Pull each line containing "mensageiro" out of the data and copy it.

Dataset entries
^^^^

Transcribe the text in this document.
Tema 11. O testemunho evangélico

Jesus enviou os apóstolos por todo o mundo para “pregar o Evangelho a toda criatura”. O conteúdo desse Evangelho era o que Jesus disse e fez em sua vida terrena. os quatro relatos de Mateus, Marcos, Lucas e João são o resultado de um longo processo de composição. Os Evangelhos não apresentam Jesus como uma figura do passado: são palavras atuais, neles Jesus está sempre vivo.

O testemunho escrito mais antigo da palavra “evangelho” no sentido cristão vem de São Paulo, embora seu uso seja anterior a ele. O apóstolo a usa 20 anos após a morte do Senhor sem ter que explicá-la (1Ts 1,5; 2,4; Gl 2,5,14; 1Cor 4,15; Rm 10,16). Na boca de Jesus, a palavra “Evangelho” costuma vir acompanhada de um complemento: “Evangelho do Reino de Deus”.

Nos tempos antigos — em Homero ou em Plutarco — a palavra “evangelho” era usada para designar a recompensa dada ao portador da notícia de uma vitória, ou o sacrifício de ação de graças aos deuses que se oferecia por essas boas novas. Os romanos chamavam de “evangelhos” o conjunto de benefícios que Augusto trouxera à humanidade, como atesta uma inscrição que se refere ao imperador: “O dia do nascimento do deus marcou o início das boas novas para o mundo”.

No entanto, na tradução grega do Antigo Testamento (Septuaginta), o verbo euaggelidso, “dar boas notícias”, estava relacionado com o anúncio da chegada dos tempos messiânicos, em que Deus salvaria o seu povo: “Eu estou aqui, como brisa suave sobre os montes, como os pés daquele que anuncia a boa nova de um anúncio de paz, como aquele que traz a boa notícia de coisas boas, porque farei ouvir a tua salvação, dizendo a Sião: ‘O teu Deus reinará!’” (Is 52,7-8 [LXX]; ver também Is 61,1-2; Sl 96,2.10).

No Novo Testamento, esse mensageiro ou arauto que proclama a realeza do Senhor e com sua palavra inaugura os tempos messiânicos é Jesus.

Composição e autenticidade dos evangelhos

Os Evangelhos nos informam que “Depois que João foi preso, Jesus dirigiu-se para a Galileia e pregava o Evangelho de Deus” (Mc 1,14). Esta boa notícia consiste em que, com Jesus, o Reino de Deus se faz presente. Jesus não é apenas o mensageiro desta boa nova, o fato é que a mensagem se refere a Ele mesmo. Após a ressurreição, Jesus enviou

^^^^

* _Response below_
No Novo Testamento, esse mensageiro ou arauto que proclama a realeza do Senhor e com sua palavra inaugura os tempos messiânicos é Jesus.
Os Evangelhos nos informam que “Depois que João foi preso, Jesus dirigiu-se para a Galileia e pregava o Evangelho de Deus” (Mc 1,14). Esta boa notícia consiste em que, com Jesus, o Reino de Deus se faz presente. Jesus não é apenas o mensageiro desta boa nova, o fato é que a mensagem se refere a Ele mesmo. Após a ressurreição, Jesus enviou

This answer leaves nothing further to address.